Below are some records; reproduce every one of them exactly.

(Data records)
'''

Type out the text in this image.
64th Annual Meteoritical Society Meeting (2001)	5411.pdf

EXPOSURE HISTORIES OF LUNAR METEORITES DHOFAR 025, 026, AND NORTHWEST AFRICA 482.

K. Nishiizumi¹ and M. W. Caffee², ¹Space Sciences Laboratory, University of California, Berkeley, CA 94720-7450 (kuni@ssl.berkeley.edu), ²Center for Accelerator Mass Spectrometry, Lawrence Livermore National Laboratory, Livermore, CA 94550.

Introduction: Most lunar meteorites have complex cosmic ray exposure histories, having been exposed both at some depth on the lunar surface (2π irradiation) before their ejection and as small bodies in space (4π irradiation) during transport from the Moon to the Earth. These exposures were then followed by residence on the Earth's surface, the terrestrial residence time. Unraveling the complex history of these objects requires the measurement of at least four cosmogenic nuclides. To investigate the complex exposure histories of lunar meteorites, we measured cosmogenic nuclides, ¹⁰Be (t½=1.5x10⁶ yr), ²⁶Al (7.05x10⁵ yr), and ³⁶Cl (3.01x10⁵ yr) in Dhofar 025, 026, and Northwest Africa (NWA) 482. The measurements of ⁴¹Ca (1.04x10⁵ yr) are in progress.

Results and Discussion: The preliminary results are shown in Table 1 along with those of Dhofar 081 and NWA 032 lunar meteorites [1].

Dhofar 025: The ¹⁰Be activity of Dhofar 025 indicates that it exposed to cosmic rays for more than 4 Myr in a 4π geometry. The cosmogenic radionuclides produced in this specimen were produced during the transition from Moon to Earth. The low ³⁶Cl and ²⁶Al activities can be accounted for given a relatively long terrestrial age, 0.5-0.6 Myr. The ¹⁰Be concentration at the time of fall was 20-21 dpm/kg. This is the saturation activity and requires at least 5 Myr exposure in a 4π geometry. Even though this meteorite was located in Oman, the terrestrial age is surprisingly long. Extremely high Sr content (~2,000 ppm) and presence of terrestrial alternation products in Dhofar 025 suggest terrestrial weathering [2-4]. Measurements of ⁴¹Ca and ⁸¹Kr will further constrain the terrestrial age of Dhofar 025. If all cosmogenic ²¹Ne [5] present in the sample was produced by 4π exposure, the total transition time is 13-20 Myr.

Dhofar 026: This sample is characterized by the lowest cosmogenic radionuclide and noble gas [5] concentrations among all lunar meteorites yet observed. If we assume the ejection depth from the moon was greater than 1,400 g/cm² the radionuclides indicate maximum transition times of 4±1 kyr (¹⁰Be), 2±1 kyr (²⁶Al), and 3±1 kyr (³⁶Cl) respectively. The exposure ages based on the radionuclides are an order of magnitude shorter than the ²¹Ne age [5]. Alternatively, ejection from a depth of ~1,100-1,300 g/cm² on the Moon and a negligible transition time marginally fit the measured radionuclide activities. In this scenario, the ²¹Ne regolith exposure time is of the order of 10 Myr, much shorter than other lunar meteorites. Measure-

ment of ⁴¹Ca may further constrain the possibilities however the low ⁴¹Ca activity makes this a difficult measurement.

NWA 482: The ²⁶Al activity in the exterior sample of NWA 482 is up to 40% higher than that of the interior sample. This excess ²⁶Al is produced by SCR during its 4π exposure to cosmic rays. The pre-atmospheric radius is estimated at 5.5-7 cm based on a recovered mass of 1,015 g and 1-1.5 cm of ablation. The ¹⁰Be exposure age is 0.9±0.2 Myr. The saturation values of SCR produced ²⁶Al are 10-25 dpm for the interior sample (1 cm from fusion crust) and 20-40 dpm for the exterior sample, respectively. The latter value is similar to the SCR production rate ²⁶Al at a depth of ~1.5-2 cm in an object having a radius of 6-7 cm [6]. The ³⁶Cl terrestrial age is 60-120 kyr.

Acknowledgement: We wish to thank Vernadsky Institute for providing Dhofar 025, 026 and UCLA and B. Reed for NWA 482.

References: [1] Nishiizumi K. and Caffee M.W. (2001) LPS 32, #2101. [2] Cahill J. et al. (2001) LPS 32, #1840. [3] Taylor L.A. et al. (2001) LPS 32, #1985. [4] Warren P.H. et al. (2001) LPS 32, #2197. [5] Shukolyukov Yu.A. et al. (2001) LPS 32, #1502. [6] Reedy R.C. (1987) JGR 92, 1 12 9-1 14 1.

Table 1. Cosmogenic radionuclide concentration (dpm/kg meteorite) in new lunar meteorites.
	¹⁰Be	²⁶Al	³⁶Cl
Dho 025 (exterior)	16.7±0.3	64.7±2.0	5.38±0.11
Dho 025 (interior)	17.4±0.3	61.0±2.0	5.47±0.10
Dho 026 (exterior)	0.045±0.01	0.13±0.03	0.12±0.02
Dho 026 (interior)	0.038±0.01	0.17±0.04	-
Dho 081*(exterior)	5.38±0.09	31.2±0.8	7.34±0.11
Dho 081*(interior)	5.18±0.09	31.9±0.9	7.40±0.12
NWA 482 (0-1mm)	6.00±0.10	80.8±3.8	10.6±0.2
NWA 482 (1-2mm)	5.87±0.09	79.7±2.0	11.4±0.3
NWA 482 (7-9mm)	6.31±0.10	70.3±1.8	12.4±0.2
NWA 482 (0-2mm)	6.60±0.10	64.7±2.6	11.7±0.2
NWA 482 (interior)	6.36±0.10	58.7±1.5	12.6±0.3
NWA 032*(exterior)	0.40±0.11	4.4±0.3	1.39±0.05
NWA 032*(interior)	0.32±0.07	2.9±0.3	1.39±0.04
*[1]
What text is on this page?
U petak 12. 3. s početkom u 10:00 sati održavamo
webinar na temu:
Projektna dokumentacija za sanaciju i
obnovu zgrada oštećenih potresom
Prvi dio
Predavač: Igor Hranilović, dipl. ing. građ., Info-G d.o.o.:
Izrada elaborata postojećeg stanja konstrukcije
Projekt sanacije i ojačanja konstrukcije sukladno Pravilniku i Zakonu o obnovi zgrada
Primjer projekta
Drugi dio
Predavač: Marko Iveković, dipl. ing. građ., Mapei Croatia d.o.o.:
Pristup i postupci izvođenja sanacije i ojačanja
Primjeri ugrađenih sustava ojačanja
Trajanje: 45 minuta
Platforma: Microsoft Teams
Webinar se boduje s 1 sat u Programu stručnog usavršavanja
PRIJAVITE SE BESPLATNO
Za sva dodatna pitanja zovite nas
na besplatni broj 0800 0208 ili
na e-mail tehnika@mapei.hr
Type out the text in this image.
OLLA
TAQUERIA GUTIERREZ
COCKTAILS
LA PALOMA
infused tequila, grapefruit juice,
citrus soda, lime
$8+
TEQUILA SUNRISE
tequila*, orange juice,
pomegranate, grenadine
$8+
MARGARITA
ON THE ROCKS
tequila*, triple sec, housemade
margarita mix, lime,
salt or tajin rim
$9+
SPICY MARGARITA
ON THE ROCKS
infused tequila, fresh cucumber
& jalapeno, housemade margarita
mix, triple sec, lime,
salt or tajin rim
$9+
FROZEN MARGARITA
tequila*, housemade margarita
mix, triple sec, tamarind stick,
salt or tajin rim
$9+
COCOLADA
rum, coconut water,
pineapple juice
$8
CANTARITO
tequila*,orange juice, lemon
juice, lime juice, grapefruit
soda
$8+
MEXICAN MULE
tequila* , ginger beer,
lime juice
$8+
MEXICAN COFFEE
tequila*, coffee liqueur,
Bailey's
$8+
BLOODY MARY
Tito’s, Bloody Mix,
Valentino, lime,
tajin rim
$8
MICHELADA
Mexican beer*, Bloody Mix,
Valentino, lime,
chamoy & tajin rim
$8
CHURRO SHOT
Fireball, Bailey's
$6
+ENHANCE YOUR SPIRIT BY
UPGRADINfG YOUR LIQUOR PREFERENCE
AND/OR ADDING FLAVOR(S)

'''

Result for this exercise -
Type out the text in this image.
64th Annual Meteoritical Society Meeting (2001)	5411.pdf

EXPOSURE HISTORIES OF LUNAR METEORITES DHOFAR 025, 026, AND NORTHWEST AFRICA 482.

K. Nishiizumi¹ and M. W. Caffee², ¹Space Sciences Laboratory, University of California, Berkeley, CA 94720-7450 (kuni@ssl.berkeley.edu), ²Center for Accelerator Mass Spectrometry, Lawrence Livermore National Laboratory, Livermore, CA 94550.

Introduction: Most lunar meteorites have complex cosmic ray exposure histories, having been exposed both at some depth on the lunar surface (2π irradiation) before their ejection and as small bodies in space (4π irradiation) during transport from the Moon to the Earth. These exposures were then followed by residence on the Earth's surface, the terrestrial residence time. Unraveling the complex history of these objects requires the measurement of at least four cosmogenic nuclides. To investigate the complex exposure histories of lunar meteorites, we measured cosmogenic nuclides, ¹⁰Be (t½=1.5x10⁶ yr), ²⁶Al (7.05x10⁵ yr), and ³⁶Cl (3.01x10⁵ yr) in Dhofar 025, 026, and Northwest Africa (NWA) 482. The measurements of ⁴¹Ca (1.04x10⁵ yr) are in progress.

Results and Discussion: The preliminary results are shown in Table 1 along with those of Dhofar 081 and NWA 032 lunar meteorites [1].

Dhofar 025: The ¹⁰Be activity of Dhofar 025 indicates that it exposed to cosmic rays for more than 4 Myr in a 4π geometry. The cosmogenic radionuclides produced in this specimen were produced during the transition from Moon to Earth. The low ³⁶Cl and ²⁶Al activities can be accounted for given a relatively long terrestrial age, 0.5-0.6 Myr. The ¹⁰Be concentration at the time of fall was 20-21 dpm/kg. This is the saturation activity and requires at least 5 Myr exposure in a 4π geometry. Even though this meteorite was located in Oman, the terrestrial age is surprisingly long. Extremely high Sr content (~2,000 ppm) and presence of terrestrial alternation products in Dhofar 025 suggest terrestrial weathering [2-4]. Measurements of ⁴¹Ca and ⁸¹Kr will further constrain the terrestrial age of Dhofar 025. If all cosmogenic ²¹Ne [5] present in the sample was produced by 4π exposure, the total transition time is 13-20 Myr.

Dhofar 026: This sample is characterized by the lowest cosmogenic radionuclide and noble gas [5] concentrations among all lunar meteorites yet observed. If we assume the ejection depth from the moon was greater than 1,400 g/cm² the radionuclides indicate maximum transition times of 4±1 kyr (¹⁰Be), 2±1 kyr (²⁶Al), and 3±1 kyr (³⁶Cl) respectively. The exposure ages based on the radionuclides are an order of magnitude shorter than the ²¹Ne age [5]. Alternatively, ejection from a depth of ~1,100-1,300 g/cm² on the Moon and a negligible transition time marginally fit the measured radionuclide activities. In this scenario, the ²¹Ne regolith exposure time is of the order of 10 Myr, much shorter than other lunar meteorites. Measure-

ment of ⁴¹Ca may further constrain the possibilities however the low ⁴¹Ca activity makes this a difficult measurement.

NWA 482: The ²⁶Al activity in the exterior sample of NWA 482 is up to 40% higher than that of the interior sample. This excess ²⁶Al is produced by SCR during its 4π exposure to cosmic rays. The pre-atmospheric radius is estimated at 5.5-7 cm based on a recovered mass of 1,015 g and 1-1.5 cm of ablation. The ¹⁰Be exposure age is 0.9±0.2 Myr. The saturation values of SCR produced ²⁶Al are 10-25 dpm for the interior sample (1 cm from fusion crust) and 20-40 dpm for the exterior sample, respectively. The latter value is similar to the SCR production rate ²⁶Al at a depth of ~1.5-2 cm in an object having a radius of 6-7 cm [6]. The ³⁶Cl terrestrial age is 60-120 kyr.

Acknowledgement: We wish to thank Vernadsky Institute for providing Dhofar 025, 026 and UCLA and B. Reed for NWA 482.

References: [1] Nishiizumi K. and Caffee M.W. (2001) LPS 32, #2101. [2] Cahill J. et al. (2001) LPS 32, #1840. [3] Taylor L.A. et al. (2001) LPS 32, #1985. [4] Warren P.H. et al. (2001) LPS 32, #2197. [5] Shukolyukov Yu.A. et al. (2001) LPS 32, #1502. [6] Reedy R.C. (1987) JGR 92, 1 12 9-1 14 1.

Table 1. Cosmogenic radionuclide concentration (dpm/kg meteorite) in new lunar meteorites.
	¹⁰Be	²⁶Al	³⁶Cl
Dho 025 (exterior)	16.7±0.3	64.7±2.0	5.38±0.11
Dho 025 (interior)	17.4±0.3	61.0±2.0	5.47±0.10
Dho 026 (exterior)	0.045±0.01	0.13±0.03	0.12±0.02
Dho 026 (interior)	0.038±0.01	0.17±0.04	-
Dho 081*(exterior)	5.38±0.09	31.2±0.8	7.34±0.11
Dho 081*(interior)	5.18±0.09	31.9±0.9	7.40±0.12
NWA 482 (0-1mm)	6.00±0.10	80.8±3.8	10.6±0.2
NWA 482 (1-2mm)	5.87±0.09	79.7±2.0	11.4±0.3
NWA 482 (7-9mm)	6.31±0.10	70.3±1.8	12.4±0.2
NWA 482 (0-2mm)	6.60±0.10	64.7±2.6	11.7±0.2
NWA 482 (interior)	6.36±0.10	58.7±1.5	12.6±0.3
NWA 032*(exterior)	0.40±0.11	4.4±0.3	1.39±0.05
NWA 032*(interior)	0.32±0.07	2.9±0.3	1.39±0.04
*[1]
What text is on this page?
U petak 12. 3. s početkom u 10:00 sati održavamo
webinar na temu:
Projektna dokumentacija za sanaciju i
obnovu zgrada oštećenih potresom
Prvi dio
Predavač: Igor Hranilović, dipl. ing. građ., Info-G d.o.o.:
Izrada elaborata postojećeg stanja konstrukcije
Projekt sanacije i ojačanja konstrukcije sukladno Pravilniku i Zakonu o obnovi zgrada
Primjer projekta
Drugi dio
Predavač: Marko Iveković, dipl. ing. građ., Mapei Croatia d.o.o.:
Pristup i postupci izvođenja sanacije i ojačanja
Primjeri ugrađenih sustava ojačanja
Trajanje: 45 minuta
Platforma: Microsoft Teams
Webinar se boduje s 1 sat u Programu stručnog usavršavanja
PRIJAVITE SE BESPLATNO
Za sva dodatna pitanja zovite nas
na besplatni broj 0800 0208 ili
na e-mail tehnika@mapei.hr
Type out the text in this image.
OLLA
TAQUERIA GUTIERREZ
COCKTAILS
LA PALOMA
infused tequila, grapefruit juice,
citrus soda, lime
$8+
TEQUILA SUNRISE
tequila*, orange juice,
pomegranate, grenadine
$8+
MARGARITA
ON THE ROCKS
tequila*, triple sec, housemade
margarita mix, lime,
salt or tajin rim
$9+
SPICY MARGARITA
ON THE ROCKS
infused tequila, fresh cucumber
& jalapeno, housemade margarita
mix, triple sec, lime,
salt or tajin rim
$9+
FROZEN MARGARITA
tequila*, housemade margarita
mix, triple sec, tamarind stick,
salt or tajin rim
$9+
COCOLADA
rum, coconut water,
pineapple juice
$8
CANTARITO
tequila*,orange juice, lemon
juice, lime juice, grapefruit
soda
$8+
MEXICAN MULE
tequila* , ginger beer,
lime juice
$8+
MEXICAN COFFEE
tequila*, coffee liqueur,
Bailey's
$8+
BLOODY MARY
Tito’s, Bloody Mix,
Valentino, lime,
tajin rim
$8
MICHELADA
Mexican beer*, Bloody Mix,
Valentino, lime,
chamoy & tajin rim
$8
CHURRO SHOT
Fireball, Bailey's
$6
+ENHANCE YOUR SPIRIT BY
UPGRADINfG YOUR LIQUOR PREFERENCE
AND/OR ADDING FLAVOR(S)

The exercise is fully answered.